## Job
Among the records below, find each line that includes the string "address" and copy it.

## Listed records
-- -- --

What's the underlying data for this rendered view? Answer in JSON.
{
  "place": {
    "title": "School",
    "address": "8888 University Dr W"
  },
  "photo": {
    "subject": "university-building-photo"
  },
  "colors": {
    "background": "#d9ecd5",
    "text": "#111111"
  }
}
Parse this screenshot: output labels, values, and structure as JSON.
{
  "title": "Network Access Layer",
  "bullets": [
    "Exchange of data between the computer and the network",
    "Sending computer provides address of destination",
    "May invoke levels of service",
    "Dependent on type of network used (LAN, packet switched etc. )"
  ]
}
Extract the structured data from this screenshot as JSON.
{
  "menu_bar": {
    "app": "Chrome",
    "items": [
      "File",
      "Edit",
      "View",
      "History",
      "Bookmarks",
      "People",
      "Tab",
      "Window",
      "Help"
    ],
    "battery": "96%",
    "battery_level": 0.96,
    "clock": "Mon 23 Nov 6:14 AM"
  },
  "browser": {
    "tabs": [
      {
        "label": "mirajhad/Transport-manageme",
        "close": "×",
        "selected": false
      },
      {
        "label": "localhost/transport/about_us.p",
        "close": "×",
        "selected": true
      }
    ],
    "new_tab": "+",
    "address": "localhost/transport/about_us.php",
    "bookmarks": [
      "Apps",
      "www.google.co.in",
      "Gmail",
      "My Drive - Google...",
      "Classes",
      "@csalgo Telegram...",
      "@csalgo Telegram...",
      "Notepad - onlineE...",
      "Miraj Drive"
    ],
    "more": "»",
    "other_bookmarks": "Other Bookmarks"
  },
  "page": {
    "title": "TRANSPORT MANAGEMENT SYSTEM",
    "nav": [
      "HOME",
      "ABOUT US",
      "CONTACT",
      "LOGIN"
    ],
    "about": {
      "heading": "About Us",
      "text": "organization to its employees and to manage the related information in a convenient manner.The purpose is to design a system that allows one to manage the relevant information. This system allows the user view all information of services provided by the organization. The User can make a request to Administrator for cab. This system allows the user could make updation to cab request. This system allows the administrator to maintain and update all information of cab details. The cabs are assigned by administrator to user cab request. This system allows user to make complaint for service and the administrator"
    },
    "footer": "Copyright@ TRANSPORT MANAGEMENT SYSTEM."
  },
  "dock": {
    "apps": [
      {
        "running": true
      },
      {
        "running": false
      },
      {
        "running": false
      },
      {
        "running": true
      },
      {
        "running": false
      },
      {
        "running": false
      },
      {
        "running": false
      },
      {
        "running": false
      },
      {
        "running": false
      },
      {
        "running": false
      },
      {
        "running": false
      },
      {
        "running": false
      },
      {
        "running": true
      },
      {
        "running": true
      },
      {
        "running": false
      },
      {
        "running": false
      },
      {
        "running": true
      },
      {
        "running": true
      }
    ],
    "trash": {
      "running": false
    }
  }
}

-- -- --

## Full output
    "address": "8888 University Dr W"
    "Sending computer provides address of destination",
    "address": "localhost/transport/about_us.php",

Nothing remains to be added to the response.